Where a line in the listing below contains the word "badge", copy that line.
===
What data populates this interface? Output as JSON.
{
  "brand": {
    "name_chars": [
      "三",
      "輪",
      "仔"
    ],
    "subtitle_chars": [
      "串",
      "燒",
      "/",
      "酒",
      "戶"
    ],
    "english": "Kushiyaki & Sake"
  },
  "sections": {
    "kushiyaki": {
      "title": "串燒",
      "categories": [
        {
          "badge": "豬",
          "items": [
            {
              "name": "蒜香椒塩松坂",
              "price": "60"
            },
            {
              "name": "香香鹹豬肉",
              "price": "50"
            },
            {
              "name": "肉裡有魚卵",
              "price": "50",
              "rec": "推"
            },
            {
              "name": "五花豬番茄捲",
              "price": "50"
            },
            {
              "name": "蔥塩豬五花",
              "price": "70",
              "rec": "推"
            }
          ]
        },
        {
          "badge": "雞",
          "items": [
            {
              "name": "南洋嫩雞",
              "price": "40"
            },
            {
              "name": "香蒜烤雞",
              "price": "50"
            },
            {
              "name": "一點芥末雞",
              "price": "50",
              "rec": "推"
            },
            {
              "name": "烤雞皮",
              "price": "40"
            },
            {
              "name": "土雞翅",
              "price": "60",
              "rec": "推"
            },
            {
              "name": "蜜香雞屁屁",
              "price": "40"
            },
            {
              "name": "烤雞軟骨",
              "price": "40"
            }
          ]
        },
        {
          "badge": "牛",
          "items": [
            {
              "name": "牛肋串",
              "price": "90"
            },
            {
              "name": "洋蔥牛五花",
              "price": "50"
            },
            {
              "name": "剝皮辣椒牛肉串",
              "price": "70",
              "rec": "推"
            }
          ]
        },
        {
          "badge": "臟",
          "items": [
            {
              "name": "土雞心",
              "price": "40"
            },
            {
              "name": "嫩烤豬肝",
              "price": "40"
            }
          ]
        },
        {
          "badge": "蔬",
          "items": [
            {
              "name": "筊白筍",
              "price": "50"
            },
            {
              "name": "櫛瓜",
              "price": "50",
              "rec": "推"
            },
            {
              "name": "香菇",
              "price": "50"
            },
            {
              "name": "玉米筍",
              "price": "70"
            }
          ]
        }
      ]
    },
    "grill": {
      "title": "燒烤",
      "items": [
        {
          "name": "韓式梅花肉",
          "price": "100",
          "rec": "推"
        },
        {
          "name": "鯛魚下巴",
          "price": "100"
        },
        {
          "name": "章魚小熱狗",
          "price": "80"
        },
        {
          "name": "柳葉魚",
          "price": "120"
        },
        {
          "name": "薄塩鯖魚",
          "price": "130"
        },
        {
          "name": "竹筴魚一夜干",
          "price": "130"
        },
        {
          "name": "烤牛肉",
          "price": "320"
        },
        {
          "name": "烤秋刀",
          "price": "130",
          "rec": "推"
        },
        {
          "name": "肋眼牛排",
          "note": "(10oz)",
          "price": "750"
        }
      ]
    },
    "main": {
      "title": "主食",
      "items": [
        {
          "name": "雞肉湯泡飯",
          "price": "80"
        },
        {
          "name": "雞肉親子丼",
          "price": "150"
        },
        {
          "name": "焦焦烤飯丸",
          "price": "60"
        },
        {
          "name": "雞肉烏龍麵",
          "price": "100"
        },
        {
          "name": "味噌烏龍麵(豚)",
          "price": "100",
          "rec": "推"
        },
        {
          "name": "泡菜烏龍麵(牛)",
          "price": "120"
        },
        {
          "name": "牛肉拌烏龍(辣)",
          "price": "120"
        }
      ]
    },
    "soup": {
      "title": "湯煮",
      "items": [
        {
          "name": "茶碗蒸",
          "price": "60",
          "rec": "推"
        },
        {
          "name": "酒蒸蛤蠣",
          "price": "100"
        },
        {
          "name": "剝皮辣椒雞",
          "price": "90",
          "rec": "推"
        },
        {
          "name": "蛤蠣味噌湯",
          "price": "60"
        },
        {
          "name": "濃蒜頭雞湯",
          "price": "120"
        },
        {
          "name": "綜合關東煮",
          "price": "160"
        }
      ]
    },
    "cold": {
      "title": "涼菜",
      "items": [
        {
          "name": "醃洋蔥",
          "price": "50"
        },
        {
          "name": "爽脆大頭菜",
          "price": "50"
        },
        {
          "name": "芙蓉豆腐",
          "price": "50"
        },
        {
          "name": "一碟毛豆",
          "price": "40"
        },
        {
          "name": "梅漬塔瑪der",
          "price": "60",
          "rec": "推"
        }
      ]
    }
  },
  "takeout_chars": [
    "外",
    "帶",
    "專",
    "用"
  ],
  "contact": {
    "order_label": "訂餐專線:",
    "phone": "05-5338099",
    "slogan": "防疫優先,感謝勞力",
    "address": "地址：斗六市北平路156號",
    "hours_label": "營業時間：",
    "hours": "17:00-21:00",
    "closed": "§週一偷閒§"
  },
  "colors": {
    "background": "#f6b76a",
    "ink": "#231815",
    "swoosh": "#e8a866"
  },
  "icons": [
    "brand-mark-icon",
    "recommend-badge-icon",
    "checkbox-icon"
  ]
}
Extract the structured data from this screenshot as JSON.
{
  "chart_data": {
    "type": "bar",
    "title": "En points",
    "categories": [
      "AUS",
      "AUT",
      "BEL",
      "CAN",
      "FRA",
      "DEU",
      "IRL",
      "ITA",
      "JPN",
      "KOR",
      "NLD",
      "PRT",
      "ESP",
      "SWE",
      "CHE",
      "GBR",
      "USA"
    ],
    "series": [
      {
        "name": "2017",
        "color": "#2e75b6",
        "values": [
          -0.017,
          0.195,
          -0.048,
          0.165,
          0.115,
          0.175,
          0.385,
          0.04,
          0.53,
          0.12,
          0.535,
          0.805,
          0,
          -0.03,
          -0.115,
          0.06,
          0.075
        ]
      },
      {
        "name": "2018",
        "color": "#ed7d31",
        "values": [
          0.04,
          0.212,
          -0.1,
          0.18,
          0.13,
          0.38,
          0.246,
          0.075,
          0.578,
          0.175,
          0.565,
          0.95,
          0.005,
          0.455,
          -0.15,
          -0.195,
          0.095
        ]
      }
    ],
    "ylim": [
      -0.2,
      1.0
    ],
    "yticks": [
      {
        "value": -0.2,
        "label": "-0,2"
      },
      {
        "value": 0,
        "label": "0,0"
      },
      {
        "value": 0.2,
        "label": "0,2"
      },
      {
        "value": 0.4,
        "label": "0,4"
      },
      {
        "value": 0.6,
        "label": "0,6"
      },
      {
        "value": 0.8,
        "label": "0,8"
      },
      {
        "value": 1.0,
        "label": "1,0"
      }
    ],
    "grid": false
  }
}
===
THE RESULT
          "badge": "豬",
          "badge": "雞",
          "badge": "牛",
          "badge": "臟",
          "badge": "蔬",
    "recommend-badge-icon",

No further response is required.